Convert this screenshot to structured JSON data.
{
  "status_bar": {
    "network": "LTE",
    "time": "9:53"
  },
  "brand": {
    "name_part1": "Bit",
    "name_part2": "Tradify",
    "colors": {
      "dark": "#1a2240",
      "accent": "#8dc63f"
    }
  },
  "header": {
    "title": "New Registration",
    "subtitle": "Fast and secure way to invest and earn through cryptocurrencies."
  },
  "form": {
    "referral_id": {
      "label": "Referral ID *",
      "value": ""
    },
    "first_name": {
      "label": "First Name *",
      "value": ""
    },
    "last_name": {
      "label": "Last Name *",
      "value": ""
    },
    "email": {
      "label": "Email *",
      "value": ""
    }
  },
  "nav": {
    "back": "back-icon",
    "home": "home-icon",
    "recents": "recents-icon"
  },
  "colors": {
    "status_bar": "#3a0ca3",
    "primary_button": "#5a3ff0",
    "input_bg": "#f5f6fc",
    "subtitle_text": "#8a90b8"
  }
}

Task description:
Copy out each line above, character for character.

Reply:
Convert this screenshot to structured JSON data.
{
  "status_bar": {
    "network": "LTE",
    "time": "9:53"
  },
  "brand": {
    "name_part1": "Bit",
    "name_part2": "Tradify",
    "colors": {
      "dark": "#1a2240",
      "accent": "#8dc63f"
    }
  },
  "header": {
    "title": "New Registration",
    "subtitle": "Fast and secure way to invest and earn through cryptocurrencies."
  },
  "form": {
    "referral_id": {
      "label": "Referral ID *",
      "value": ""
    },
    "first_name": {
      "label": "First Name *",
      "value": ""
    },
    "last_name": {
      "label": "Last Name *",
      "value": ""
    },
    "email": {
      "label": "Email *",
      "value": ""
    }
  },
  "nav": {
    "back": "back-icon",
    "home": "home-icon",
    "recents": "recents-icon"
  },
  "colors": {
    "status_bar": "#3a0ca3",
    "primary_button": "#5a3ff0",
    "input_bg": "#f5f6fc",
    "subtitle_text": "#8a90b8"
  }
}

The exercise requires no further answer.